▶ **Work instructions**: Output the entries verbatim, including every line.

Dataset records
◇ ◇ ◇
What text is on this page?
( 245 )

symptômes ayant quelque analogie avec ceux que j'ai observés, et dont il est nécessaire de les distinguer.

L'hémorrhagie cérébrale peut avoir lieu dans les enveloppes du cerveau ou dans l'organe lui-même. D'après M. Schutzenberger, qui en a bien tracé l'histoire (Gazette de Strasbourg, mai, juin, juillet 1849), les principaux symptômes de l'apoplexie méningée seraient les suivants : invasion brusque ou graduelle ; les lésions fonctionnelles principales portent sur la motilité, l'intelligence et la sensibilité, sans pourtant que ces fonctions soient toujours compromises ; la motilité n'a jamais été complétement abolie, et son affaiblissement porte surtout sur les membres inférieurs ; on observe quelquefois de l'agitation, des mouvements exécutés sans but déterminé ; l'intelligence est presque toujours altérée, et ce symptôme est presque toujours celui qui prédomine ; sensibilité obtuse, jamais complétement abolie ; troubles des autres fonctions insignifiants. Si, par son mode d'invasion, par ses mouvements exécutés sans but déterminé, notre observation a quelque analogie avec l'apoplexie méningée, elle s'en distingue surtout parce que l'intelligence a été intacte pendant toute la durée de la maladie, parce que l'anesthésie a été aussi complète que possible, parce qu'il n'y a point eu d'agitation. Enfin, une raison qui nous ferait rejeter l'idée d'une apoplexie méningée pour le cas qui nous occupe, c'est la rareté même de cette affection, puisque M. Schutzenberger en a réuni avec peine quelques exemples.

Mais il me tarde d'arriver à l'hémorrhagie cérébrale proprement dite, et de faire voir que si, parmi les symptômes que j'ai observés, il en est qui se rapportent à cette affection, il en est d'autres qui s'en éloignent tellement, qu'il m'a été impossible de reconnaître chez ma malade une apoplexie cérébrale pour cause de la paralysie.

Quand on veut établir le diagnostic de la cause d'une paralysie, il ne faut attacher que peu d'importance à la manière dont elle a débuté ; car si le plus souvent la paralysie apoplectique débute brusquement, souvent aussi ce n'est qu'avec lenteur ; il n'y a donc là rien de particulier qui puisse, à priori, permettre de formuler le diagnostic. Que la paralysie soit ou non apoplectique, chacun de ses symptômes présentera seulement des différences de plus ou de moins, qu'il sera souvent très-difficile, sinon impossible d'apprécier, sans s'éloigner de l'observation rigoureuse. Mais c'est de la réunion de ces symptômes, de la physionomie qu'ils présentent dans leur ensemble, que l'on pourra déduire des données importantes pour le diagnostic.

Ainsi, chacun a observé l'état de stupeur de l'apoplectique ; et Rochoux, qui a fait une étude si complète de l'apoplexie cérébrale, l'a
◇ ◇ ◇
▶ **Exercise response**:
What text is on this page?
( 245 )

symptômes ayant quelque analogie avec ceux que j'ai observés, et dont il est nécessaire de les distinguer.

L'hémorrhagie cérébrale peut avoir lieu dans les enveloppes du cerveau ou dans l'organe lui-même. D'après M. Schutzenberger, qui en a bien tracé l'histoire (Gazette de Strasbourg, mai, juin, juillet 1849), les principaux symptômes de l'apoplexie méningée seraient les suivants : invasion brusque ou graduelle ; les lésions fonctionnelles principales portent sur la motilité, l'intelligence et la sensibilité, sans pourtant que ces fonctions soient toujours compromises ; la motilité n'a jamais été complétement abolie, et son affaiblissement porte surtout sur les membres inférieurs ; on observe quelquefois de l'agitation, des mouvements exécutés sans but déterminé ; l'intelligence est presque toujours altérée, et ce symptôme est presque toujours celui qui prédomine ; sensibilité obtuse, jamais complétement abolie ; troubles des autres fonctions insignifiants. Si, par son mode d'invasion, par ses mouvements exécutés sans but déterminé, notre observation a quelque analogie avec l'apoplexie méningée, elle s'en distingue surtout parce que l'intelligence a été intacte pendant toute la durée de la maladie, parce que l'anesthésie a été aussi complète que possible, parce qu'il n'y a point eu d'agitation. Enfin, une raison qui nous ferait rejeter l'idée d'une apoplexie méningée pour le cas qui nous occupe, c'est la rareté même de cette affection, puisque M. Schutzenberger en a réuni avec peine quelques exemples.

Mais il me tarde d'arriver à l'hémorrhagie cérébrale proprement dite, et de faire voir que si, parmi les symptômes que j'ai observés, il en est qui se rapportent à cette affection, il en est d'autres qui s'en éloignent tellement, qu'il m'a été impossible de reconnaître chez ma malade une apoplexie cérébrale pour cause de la paralysie.

Quand on veut établir le diagnostic de la cause d'une paralysie, il ne faut attacher que peu d'importance à la manière dont elle a débuté ; car si le plus souvent la paralysie apoplectique débute brusquement, souvent aussi ce n'est qu'avec lenteur ; il n'y a donc là rien de particulier qui puisse, à priori, permettre de formuler le diagnostic. Que la paralysie soit ou non apoplectique, chacun de ses symptômes présentera seulement des différences de plus ou de moins, qu'il sera souvent très-difficile, sinon impossible d'apprécier, sans s'éloigner de l'observation rigoureuse. Mais c'est de la réunion de ces symptômes, de la physionomie qu'ils présentent dans leur ensemble, que l'on pourra déduire des données importantes pour le diagnostic.

Ainsi, chacun a observé l'état de stupeur de l'apoplectique ; et Rochoux, qui a fait une étude si complète de l'apoplexie cérébrale, l'a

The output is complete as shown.